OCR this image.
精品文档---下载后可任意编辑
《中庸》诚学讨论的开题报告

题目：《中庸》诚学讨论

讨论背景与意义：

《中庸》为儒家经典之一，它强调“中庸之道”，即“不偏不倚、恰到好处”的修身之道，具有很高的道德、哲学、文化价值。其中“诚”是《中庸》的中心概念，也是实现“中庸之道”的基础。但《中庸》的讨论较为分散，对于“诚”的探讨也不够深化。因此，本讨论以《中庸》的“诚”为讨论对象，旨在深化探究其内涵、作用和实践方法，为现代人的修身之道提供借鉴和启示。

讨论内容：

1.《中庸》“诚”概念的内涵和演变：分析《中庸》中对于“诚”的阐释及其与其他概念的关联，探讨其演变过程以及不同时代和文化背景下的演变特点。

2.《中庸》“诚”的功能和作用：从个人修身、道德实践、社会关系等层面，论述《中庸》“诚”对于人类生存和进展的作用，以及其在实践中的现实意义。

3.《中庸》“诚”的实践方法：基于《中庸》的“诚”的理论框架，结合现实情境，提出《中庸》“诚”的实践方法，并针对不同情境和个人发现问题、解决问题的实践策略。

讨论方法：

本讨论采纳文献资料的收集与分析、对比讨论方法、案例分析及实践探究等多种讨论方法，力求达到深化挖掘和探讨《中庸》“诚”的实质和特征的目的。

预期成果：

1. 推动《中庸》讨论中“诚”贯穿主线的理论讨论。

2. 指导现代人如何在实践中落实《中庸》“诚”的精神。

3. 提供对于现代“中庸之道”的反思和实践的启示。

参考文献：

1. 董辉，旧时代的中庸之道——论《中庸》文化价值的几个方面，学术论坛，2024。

■ ■ ■

*CHALLENGE*: Output the entries exactly.

*EXERCISE RESPONSE*:
OCR this image.
精品文档---下载后可任意编辑
《中庸》诚学讨论的开题报告

题目：《中庸》诚学讨论

讨论背景与意义：

《中庸》为儒家经典之一，它强调“中庸之道”，即“不偏不倚、恰到好处”的修身之道，具有很高的道德、哲学、文化价值。其中“诚”是《中庸》的中心概念，也是实现“中庸之道”的基础。但《中庸》的讨论较为分散，对于“诚”的探讨也不够深化。因此，本讨论以《中庸》的“诚”为讨论对象，旨在深化探究其内涵、作用和实践方法，为现代人的修身之道提供借鉴和启示。

讨论内容：

1.《中庸》“诚”概念的内涵和演变：分析《中庸》中对于“诚”的阐释及其与其他概念的关联，探讨其演变过程以及不同时代和文化背景下的演变特点。

2.《中庸》“诚”的功能和作用：从个人修身、道德实践、社会关系等层面，论述《中庸》“诚”对于人类生存和进展的作用，以及其在实践中的现实意义。

3.《中庸》“诚”的实践方法：基于《中庸》的“诚”的理论框架，结合现实情境，提出《中庸》“诚”的实践方法，并针对不同情境和个人发现问题、解决问题的实践策略。

讨论方法：

本讨论采纳文献资料的收集与分析、对比讨论方法、案例分析及实践探究等多种讨论方法，力求达到深化挖掘和探讨《中庸》“诚”的实质和特征的目的。

预期成果：

1. 推动《中庸》讨论中“诚”贯穿主线的理论讨论。

2. 指导现代人如何在实践中落实《中庸》“诚”的精神。

3. 提供对于现代“中庸之道”的反思和实践的启示。

参考文献：

1. 董辉，旧时代的中庸之道——论《中庸》文化价值的几个方面，学术论坛，2024。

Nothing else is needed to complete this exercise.